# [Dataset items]
>> START

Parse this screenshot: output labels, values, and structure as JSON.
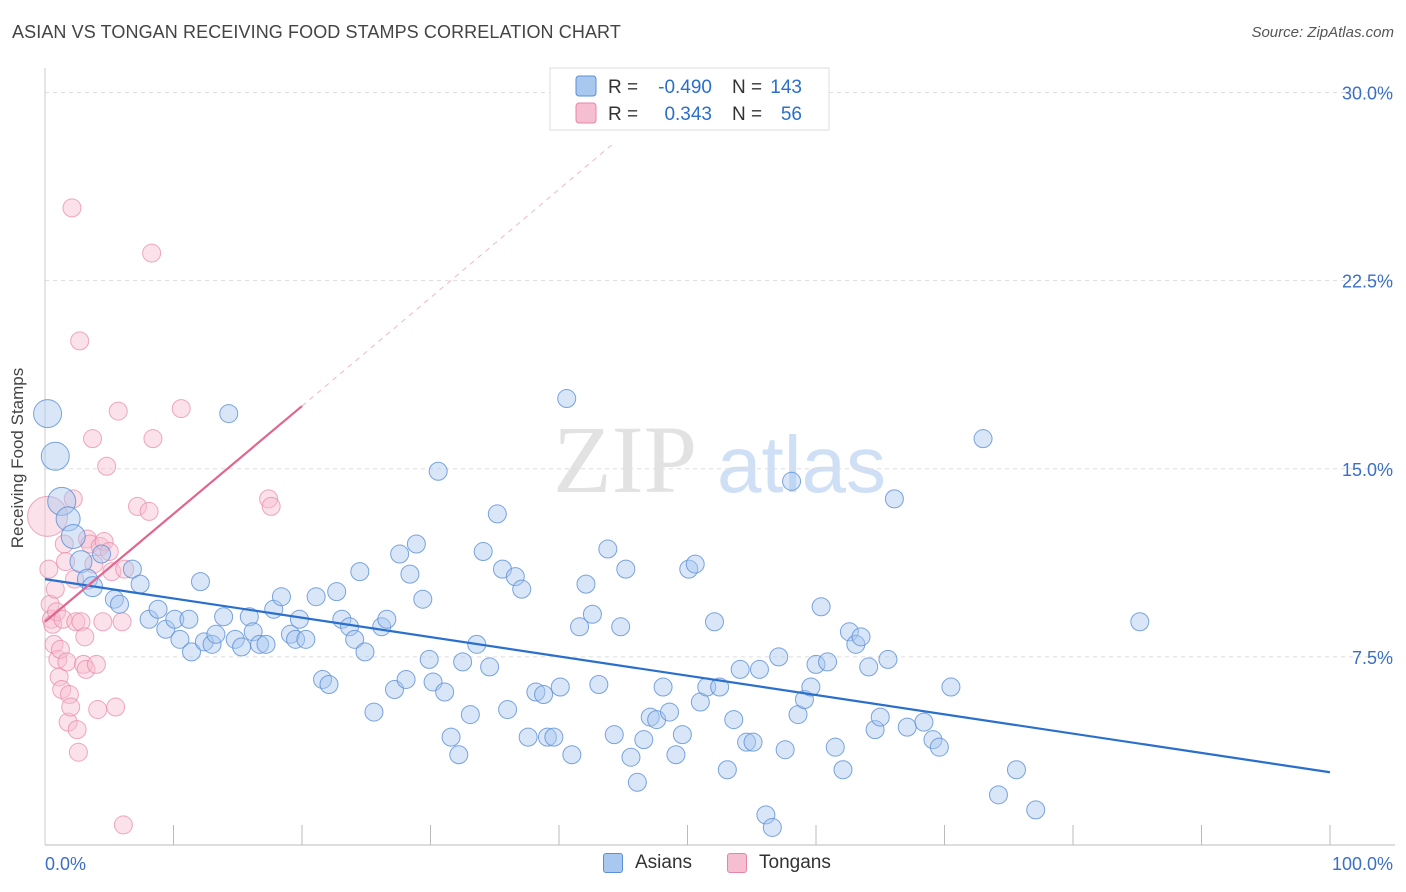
{
  "title": "ASIAN VS TONGAN RECEIVING FOOD STAMPS CORRELATION CHART",
  "source": "Source: ZipAtlas.com",
  "watermark": {
    "zip": "ZIP",
    "atlas": "atlas"
  },
  "colors": {
    "asian": "#5b8fd6",
    "asian_fill": "#a9c8ef",
    "asian_line": "#2a6fcc",
    "tongan": "#e884a6",
    "tongan_fill": "#f6bfd1",
    "tongan_line": "#e06690",
    "axis_text": "#3b6fc6",
    "grid": "#dddddd"
  },
  "legend": {
    "rows": [
      {
        "r_label": "R =",
        "r_value": "-0.490",
        "n_label": "N =",
        "n_value": "143"
      },
      {
        "r_label": "R =",
        "r_value": "0.343",
        "n_label": "N =",
        "n_value": "56"
      }
    ]
  },
  "bottom_legend": {
    "asians": "Asians",
    "tongans": "Tongans"
  },
  "chart_data": {
    "type": "scatter",
    "title": "ASIAN VS TONGAN RECEIVING FOOD STAMPS CORRELATION CHART",
    "xlabel": "",
    "ylabel": "Receiving Food Stamps",
    "xlim": [
      0,
      100
    ],
    "ylim": [
      0,
      30.5
    ],
    "x_tick_labels": [
      "0.0%",
      "100.0%"
    ],
    "y_ticks": [
      7.5,
      15.0,
      22.5,
      30.0
    ],
    "y_tick_labels": [
      "7.5%",
      "15.0%",
      "22.5%",
      "30.0%"
    ],
    "grid": "horizontal-dashed",
    "series": [
      {
        "name": "Asians",
        "r": -0.49,
        "n": 143,
        "trend": {
          "x": [
            0,
            100
          ],
          "y": [
            10.6,
            2.9
          ]
        },
        "points": [
          [
            0.2,
            17.2,
            14
          ],
          [
            0.8,
            15.5,
            14
          ],
          [
            1.3,
            13.7,
            14
          ],
          [
            1.8,
            13.0,
            12
          ],
          [
            2.2,
            12.3,
            12
          ],
          [
            2.8,
            11.3,
            11
          ],
          [
            3.3,
            10.6,
            10
          ],
          [
            3.7,
            10.3,
            10
          ],
          [
            4.4,
            11.6,
            9
          ],
          [
            5.4,
            9.8,
            9
          ],
          [
            5.8,
            9.6,
            9
          ],
          [
            6.8,
            11.0,
            9
          ],
          [
            7.4,
            10.4,
            9
          ],
          [
            8.1,
            9.0,
            9
          ],
          [
            8.8,
            9.4,
            9
          ],
          [
            9.4,
            8.6,
            9
          ],
          [
            10.1,
            9.0,
            9
          ],
          [
            10.5,
            8.2,
            9
          ],
          [
            11.2,
            9.0,
            9
          ],
          [
            11.4,
            7.7,
            9
          ],
          [
            12.1,
            10.5,
            9
          ],
          [
            12.4,
            8.1,
            9
          ],
          [
            13.0,
            8.0,
            9
          ],
          [
            13.3,
            8.4,
            9
          ],
          [
            13.9,
            9.1,
            9
          ],
          [
            14.3,
            17.2,
            9
          ],
          [
            14.8,
            8.2,
            9
          ],
          [
            15.3,
            7.9,
            9
          ],
          [
            15.9,
            9.1,
            9
          ],
          [
            16.2,
            8.5,
            9
          ],
          [
            16.7,
            8.0,
            9
          ],
          [
            17.2,
            8.0,
            9
          ],
          [
            17.8,
            9.4,
            9
          ],
          [
            18.4,
            9.9,
            9
          ],
          [
            19.1,
            8.4,
            9
          ],
          [
            19.5,
            8.2,
            9
          ],
          [
            19.8,
            9.0,
            9
          ],
          [
            20.3,
            8.2,
            9
          ],
          [
            21.1,
            9.9,
            9
          ],
          [
            21.6,
            6.6,
            9
          ],
          [
            22.1,
            6.4,
            9
          ],
          [
            22.7,
            10.1,
            9
          ],
          [
            23.1,
            9.0,
            9
          ],
          [
            23.7,
            8.7,
            9
          ],
          [
            24.1,
            8.2,
            9
          ],
          [
            24.5,
            10.9,
            9
          ],
          [
            24.9,
            7.7,
            9
          ],
          [
            25.6,
            5.3,
            9
          ],
          [
            26.2,
            8.7,
            9
          ],
          [
            26.6,
            9.0,
            9
          ],
          [
            27.2,
            6.2,
            9
          ],
          [
            27.6,
            11.6,
            9
          ],
          [
            28.1,
            6.6,
            9
          ],
          [
            28.4,
            10.8,
            9
          ],
          [
            28.9,
            12.0,
            9
          ],
          [
            29.4,
            9.8,
            9
          ],
          [
            29.9,
            7.4,
            9
          ],
          [
            30.2,
            6.5,
            9
          ],
          [
            30.6,
            14.9,
            9
          ],
          [
            31.1,
            6.1,
            9
          ],
          [
            31.6,
            4.3,
            9
          ],
          [
            32.2,
            3.6,
            9
          ],
          [
            32.5,
            7.3,
            9
          ],
          [
            33.1,
            5.2,
            9
          ],
          [
            33.6,
            8.0,
            9
          ],
          [
            34.1,
            11.7,
            9
          ],
          [
            34.6,
            7.1,
            9
          ],
          [
            35.2,
            13.2,
            9
          ],
          [
            35.6,
            11.0,
            9
          ],
          [
            36.0,
            5.4,
            9
          ],
          [
            36.6,
            10.7,
            9
          ],
          [
            37.1,
            10.2,
            9
          ],
          [
            37.6,
            4.3,
            9
          ],
          [
            38.2,
            6.1,
            9
          ],
          [
            38.8,
            6.0,
            9
          ],
          [
            39.1,
            4.3,
            9
          ],
          [
            39.6,
            4.3,
            9
          ],
          [
            40.1,
            6.3,
            9
          ],
          [
            40.6,
            17.8,
            9
          ],
          [
            41.0,
            3.6,
            9
          ],
          [
            41.6,
            8.7,
            9
          ],
          [
            42.1,
            10.4,
            9
          ],
          [
            42.6,
            9.2,
            9
          ],
          [
            43.1,
            6.4,
            9
          ],
          [
            43.8,
            11.8,
            9
          ],
          [
            44.3,
            4.4,
            9
          ],
          [
            44.8,
            8.7,
            9
          ],
          [
            45.2,
            11.0,
            9
          ],
          [
            45.6,
            3.5,
            9
          ],
          [
            46.1,
            2.5,
            9
          ],
          [
            46.6,
            4.2,
            9
          ],
          [
            47.1,
            5.1,
            9
          ],
          [
            47.6,
            5.0,
            9
          ],
          [
            48.1,
            6.3,
            9
          ],
          [
            48.6,
            5.3,
            9
          ],
          [
            49.1,
            3.6,
            9
          ],
          [
            49.6,
            4.4,
            9
          ],
          [
            50.1,
            11.0,
            9
          ],
          [
            50.6,
            11.2,
            9
          ],
          [
            51.0,
            5.7,
            9
          ],
          [
            51.5,
            6.3,
            9
          ],
          [
            52.1,
            8.9,
            9
          ],
          [
            52.5,
            6.3,
            9
          ],
          [
            53.1,
            3.0,
            9
          ],
          [
            53.6,
            5.0,
            9
          ],
          [
            54.1,
            7.0,
            9
          ],
          [
            54.6,
            4.1,
            9
          ],
          [
            55.1,
            4.1,
            9
          ],
          [
            55.6,
            7.0,
            9
          ],
          [
            56.1,
            1.2,
            9
          ],
          [
            56.6,
            0.7,
            9
          ],
          [
            57.1,
            7.5,
            9
          ],
          [
            57.6,
            3.8,
            9
          ],
          [
            58.1,
            14.5,
            9
          ],
          [
            58.6,
            5.2,
            9
          ],
          [
            59.1,
            5.8,
            9
          ],
          [
            59.6,
            6.3,
            9
          ],
          [
            60.0,
            7.2,
            9
          ],
          [
            60.4,
            9.5,
            9
          ],
          [
            60.9,
            7.3,
            9
          ],
          [
            61.5,
            3.9,
            9
          ],
          [
            62.1,
            3.0,
            9
          ],
          [
            62.6,
            8.5,
            9
          ],
          [
            63.1,
            8.0,
            9
          ],
          [
            63.5,
            8.3,
            9
          ],
          [
            64.1,
            7.1,
            9
          ],
          [
            64.6,
            4.6,
            9
          ],
          [
            65.0,
            5.1,
            9
          ],
          [
            65.6,
            7.4,
            9
          ],
          [
            66.1,
            13.8,
            9
          ],
          [
            67.1,
            4.7,
            9
          ],
          [
            68.4,
            4.9,
            9
          ],
          [
            69.1,
            4.2,
            9
          ],
          [
            69.6,
            3.9,
            9
          ],
          [
            70.5,
            6.3,
            9
          ],
          [
            73.0,
            16.2,
            9
          ],
          [
            74.2,
            2.0,
            9
          ],
          [
            75.6,
            3.0,
            9
          ],
          [
            77.1,
            1.4,
            9
          ],
          [
            85.2,
            8.9,
            9
          ]
        ]
      },
      {
        "name": "Tongans",
        "r": 0.343,
        "n": 56,
        "trend": {
          "x": [
            0,
            20
          ],
          "y": [
            8.9,
            17.5
          ],
          "dashed_extension": {
            "x": [
              20,
              44.3
            ],
            "y": [
              17.5,
              28.0
            ]
          }
        },
        "points": [
          [
            0.2,
            13.1,
            20
          ],
          [
            0.3,
            11.0,
            9
          ],
          [
            0.4,
            9.6,
            9
          ],
          [
            0.5,
            9.0,
            9
          ],
          [
            0.6,
            8.8,
            9
          ],
          [
            0.7,
            8.0,
            9
          ],
          [
            0.8,
            10.2,
            9
          ],
          [
            0.9,
            9.3,
            9
          ],
          [
            1.0,
            7.4,
            9
          ],
          [
            1.1,
            6.7,
            9
          ],
          [
            1.2,
            7.8,
            9
          ],
          [
            1.3,
            6.2,
            9
          ],
          [
            1.4,
            9.0,
            9
          ],
          [
            1.5,
            12.0,
            9
          ],
          [
            1.6,
            11.3,
            9
          ],
          [
            1.7,
            7.3,
            9
          ],
          [
            1.8,
            4.9,
            9
          ],
          [
            1.9,
            6.0,
            9
          ],
          [
            2.0,
            5.5,
            9
          ],
          [
            2.1,
            25.4,
            9
          ],
          [
            2.2,
            13.8,
            9
          ],
          [
            2.3,
            10.6,
            9
          ],
          [
            2.4,
            8.9,
            9
          ],
          [
            2.5,
            4.6,
            9
          ],
          [
            2.6,
            3.7,
            9
          ],
          [
            2.7,
            20.1,
            9
          ],
          [
            2.8,
            8.9,
            9
          ],
          [
            3.0,
            7.2,
            9
          ],
          [
            3.1,
            8.3,
            9
          ],
          [
            3.2,
            7.0,
            9
          ],
          [
            3.3,
            12.2,
            9
          ],
          [
            3.5,
            12.0,
            9
          ],
          [
            3.7,
            16.2,
            9
          ],
          [
            3.8,
            11.2,
            9
          ],
          [
            4.0,
            7.2,
            9
          ],
          [
            4.1,
            5.4,
            9
          ],
          [
            4.3,
            11.9,
            9
          ],
          [
            4.5,
            8.9,
            9
          ],
          [
            4.6,
            12.1,
            9
          ],
          [
            4.8,
            15.1,
            9
          ],
          [
            5.0,
            11.7,
            9
          ],
          [
            5.2,
            10.9,
            9
          ],
          [
            5.5,
            5.5,
            9
          ],
          [
            5.7,
            17.3,
            9
          ],
          [
            6.0,
            8.9,
            9
          ],
          [
            6.2,
            11.0,
            9
          ],
          [
            6.1,
            0.8,
            9
          ],
          [
            7.2,
            13.5,
            9
          ],
          [
            8.1,
            13.3,
            9
          ],
          [
            8.3,
            23.6,
            9
          ],
          [
            8.4,
            16.2,
            9
          ],
          [
            10.6,
            17.4,
            9
          ],
          [
            17.4,
            13.8,
            9
          ],
          [
            17.6,
            13.5,
            9
          ]
        ]
      }
    ]
  }
}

>> END

# [Written task]
In how many lines of the data does the string "grid" appear? Give only the number.

# [Task response]
2